++++ Given entries ++++
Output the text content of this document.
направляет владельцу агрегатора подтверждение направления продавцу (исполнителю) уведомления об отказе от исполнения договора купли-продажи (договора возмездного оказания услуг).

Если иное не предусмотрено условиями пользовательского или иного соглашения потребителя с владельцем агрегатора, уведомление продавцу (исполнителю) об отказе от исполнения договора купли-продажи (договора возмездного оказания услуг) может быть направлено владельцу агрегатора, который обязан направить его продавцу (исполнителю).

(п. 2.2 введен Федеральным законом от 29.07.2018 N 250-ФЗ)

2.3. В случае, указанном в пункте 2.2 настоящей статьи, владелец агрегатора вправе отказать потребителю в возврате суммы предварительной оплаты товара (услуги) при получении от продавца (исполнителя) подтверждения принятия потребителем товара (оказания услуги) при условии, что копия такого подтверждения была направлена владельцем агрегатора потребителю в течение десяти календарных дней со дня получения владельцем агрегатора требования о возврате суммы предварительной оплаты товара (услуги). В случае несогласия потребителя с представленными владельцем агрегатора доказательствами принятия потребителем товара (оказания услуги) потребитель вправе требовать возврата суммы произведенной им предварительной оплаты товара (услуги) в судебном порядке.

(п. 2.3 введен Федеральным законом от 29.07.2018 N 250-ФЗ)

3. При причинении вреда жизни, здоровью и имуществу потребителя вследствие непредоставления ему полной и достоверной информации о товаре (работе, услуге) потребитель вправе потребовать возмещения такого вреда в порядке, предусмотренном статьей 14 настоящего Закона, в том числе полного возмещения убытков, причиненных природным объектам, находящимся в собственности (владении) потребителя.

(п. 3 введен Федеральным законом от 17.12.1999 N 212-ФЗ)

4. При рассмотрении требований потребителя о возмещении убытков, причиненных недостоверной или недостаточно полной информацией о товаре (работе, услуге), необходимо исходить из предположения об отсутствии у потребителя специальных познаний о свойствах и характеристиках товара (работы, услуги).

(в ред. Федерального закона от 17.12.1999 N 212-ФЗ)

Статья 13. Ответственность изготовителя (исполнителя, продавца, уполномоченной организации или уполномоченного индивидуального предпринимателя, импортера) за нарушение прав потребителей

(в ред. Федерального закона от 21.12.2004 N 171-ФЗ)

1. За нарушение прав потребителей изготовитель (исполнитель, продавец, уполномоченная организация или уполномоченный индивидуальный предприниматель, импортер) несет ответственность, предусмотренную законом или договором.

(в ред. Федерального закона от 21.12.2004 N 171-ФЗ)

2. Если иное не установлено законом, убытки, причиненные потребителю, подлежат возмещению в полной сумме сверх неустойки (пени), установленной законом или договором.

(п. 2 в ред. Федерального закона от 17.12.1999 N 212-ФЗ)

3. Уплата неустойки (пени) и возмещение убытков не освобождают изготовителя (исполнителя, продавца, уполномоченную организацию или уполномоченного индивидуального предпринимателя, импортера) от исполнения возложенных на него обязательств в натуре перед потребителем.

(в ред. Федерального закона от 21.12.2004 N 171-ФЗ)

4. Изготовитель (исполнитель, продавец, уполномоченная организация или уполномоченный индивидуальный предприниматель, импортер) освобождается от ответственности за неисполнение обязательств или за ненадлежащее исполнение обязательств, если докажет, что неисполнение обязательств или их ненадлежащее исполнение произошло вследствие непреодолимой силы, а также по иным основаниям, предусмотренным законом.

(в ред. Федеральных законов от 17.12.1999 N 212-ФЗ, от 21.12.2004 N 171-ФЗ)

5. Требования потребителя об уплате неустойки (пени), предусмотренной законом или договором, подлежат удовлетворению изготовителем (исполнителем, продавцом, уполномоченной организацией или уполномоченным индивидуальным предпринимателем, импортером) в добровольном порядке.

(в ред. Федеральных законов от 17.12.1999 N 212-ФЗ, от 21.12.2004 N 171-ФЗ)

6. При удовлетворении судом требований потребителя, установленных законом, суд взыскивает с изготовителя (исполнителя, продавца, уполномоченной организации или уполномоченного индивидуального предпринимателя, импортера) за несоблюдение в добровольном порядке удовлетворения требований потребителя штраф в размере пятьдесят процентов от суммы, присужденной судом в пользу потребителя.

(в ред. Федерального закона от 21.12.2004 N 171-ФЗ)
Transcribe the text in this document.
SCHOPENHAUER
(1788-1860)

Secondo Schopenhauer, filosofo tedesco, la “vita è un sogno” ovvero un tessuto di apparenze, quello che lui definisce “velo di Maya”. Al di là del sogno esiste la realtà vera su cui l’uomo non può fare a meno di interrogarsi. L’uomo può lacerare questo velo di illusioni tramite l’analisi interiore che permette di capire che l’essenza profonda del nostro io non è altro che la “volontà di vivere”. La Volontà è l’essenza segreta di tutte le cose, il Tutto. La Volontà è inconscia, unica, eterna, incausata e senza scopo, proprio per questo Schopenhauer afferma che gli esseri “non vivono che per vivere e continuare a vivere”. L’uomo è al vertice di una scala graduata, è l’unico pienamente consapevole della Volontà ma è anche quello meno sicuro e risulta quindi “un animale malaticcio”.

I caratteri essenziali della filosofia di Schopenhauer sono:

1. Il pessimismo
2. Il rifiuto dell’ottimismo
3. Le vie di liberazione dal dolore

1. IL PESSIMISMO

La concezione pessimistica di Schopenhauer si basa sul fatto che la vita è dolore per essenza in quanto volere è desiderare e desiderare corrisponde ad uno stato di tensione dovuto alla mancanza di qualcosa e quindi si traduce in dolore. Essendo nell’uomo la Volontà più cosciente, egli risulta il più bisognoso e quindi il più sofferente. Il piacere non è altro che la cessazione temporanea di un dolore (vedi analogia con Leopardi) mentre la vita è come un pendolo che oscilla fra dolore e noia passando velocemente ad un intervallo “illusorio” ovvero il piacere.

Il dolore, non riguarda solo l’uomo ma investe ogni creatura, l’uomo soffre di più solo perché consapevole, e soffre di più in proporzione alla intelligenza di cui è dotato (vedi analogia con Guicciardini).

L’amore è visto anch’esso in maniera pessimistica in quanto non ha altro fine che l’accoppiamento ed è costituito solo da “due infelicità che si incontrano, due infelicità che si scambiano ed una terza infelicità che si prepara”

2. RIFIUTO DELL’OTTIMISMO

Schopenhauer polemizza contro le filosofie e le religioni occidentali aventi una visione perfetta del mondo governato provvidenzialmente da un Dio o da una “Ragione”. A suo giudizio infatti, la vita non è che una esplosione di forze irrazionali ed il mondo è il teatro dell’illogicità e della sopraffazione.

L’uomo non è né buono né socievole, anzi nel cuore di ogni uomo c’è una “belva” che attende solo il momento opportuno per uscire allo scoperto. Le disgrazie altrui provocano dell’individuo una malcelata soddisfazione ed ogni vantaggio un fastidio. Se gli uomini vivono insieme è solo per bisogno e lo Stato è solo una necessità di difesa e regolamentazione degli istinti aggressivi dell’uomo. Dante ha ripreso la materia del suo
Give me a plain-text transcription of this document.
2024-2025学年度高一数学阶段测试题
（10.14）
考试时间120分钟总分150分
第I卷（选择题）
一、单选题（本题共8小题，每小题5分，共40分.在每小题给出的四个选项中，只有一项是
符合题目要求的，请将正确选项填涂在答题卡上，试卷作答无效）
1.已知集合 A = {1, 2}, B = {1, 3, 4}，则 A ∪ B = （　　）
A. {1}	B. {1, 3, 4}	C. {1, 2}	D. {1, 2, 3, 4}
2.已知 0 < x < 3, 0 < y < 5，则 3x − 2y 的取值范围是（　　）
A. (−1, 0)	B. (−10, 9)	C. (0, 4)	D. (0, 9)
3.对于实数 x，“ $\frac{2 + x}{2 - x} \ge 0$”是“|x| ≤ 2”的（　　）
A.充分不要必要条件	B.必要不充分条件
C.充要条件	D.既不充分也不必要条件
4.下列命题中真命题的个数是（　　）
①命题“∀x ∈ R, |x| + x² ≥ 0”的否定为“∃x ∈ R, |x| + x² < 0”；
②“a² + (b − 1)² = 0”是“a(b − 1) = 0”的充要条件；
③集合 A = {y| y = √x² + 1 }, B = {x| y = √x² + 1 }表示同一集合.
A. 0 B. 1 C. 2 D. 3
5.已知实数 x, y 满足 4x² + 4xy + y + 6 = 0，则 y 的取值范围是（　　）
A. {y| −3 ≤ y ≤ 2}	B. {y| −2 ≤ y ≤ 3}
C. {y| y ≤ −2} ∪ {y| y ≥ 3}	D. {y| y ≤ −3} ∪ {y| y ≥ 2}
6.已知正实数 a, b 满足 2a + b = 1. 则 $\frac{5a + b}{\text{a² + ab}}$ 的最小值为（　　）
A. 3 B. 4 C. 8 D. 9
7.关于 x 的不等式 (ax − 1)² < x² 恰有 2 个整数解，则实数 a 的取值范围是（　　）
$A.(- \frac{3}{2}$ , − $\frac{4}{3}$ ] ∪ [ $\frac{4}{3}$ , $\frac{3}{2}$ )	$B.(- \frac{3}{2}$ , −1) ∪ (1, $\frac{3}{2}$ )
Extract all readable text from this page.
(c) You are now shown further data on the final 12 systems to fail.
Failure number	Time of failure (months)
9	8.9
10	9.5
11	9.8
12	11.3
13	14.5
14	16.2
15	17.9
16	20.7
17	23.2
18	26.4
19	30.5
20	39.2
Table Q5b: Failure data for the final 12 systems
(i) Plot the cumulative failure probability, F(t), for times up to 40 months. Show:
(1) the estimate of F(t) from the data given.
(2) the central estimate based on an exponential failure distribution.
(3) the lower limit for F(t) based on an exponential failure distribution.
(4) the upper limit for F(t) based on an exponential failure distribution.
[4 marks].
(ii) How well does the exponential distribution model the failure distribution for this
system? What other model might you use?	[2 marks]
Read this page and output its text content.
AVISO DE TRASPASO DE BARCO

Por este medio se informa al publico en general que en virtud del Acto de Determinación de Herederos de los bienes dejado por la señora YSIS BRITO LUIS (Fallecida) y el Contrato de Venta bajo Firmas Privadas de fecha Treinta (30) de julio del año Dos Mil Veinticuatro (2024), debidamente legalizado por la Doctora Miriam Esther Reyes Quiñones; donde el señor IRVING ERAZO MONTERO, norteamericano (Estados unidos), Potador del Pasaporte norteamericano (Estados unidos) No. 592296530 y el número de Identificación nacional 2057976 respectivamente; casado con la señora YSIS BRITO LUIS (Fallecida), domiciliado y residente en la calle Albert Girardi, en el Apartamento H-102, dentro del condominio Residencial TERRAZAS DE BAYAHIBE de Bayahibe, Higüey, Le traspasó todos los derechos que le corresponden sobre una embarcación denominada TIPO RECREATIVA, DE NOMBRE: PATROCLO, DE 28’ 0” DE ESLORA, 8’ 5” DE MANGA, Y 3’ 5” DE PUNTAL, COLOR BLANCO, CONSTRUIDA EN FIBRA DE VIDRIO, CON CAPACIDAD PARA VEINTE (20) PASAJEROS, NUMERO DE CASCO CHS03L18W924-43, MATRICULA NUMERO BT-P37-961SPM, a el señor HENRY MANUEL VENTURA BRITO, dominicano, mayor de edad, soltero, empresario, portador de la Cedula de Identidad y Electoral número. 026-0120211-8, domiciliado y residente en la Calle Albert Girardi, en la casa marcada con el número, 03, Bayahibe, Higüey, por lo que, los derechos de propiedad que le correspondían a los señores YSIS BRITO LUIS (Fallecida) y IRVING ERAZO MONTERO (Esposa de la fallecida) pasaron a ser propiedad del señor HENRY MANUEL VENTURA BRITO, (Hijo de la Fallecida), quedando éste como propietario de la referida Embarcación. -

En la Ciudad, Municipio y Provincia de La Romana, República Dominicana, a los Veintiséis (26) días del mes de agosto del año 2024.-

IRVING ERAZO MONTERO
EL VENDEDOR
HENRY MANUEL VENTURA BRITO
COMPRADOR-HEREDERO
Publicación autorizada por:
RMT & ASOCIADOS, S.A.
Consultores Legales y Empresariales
++++
| Challenge |
Identify all lines where the word "потребителю" shows up. Copy them.

| Correct answer |
2.3. В случае, указанном в пункте 2.2 настоящей статьи, владелец агрегатора вправе отказать потребителю в возврате суммы предварительной оплаты товара (услуги) при получении от продавца (исполнителя) подтверждения принятия потребителем товара (оказания услуги) при условии, что копия такого подтверждения была направлена владельцем агрегатора потребителю в течение десяти календарных дней со дня получения владельцем агрегатора требования о возврате суммы предварительной оплаты товара (услуги). В случае несогласия потребителя с представленными владельцем агрегатора доказательствами принятия потребителем товара (оказания услуги) потребитель вправе требовать возврата суммы произведенной им предварительной оплаты товара (услуги) в судебном порядке.
2. Если иное не установлено законом, убытки, причиненные потребителю, подлежат возмещению в полной сумме сверх неустойки (пени), установленной законом или договором.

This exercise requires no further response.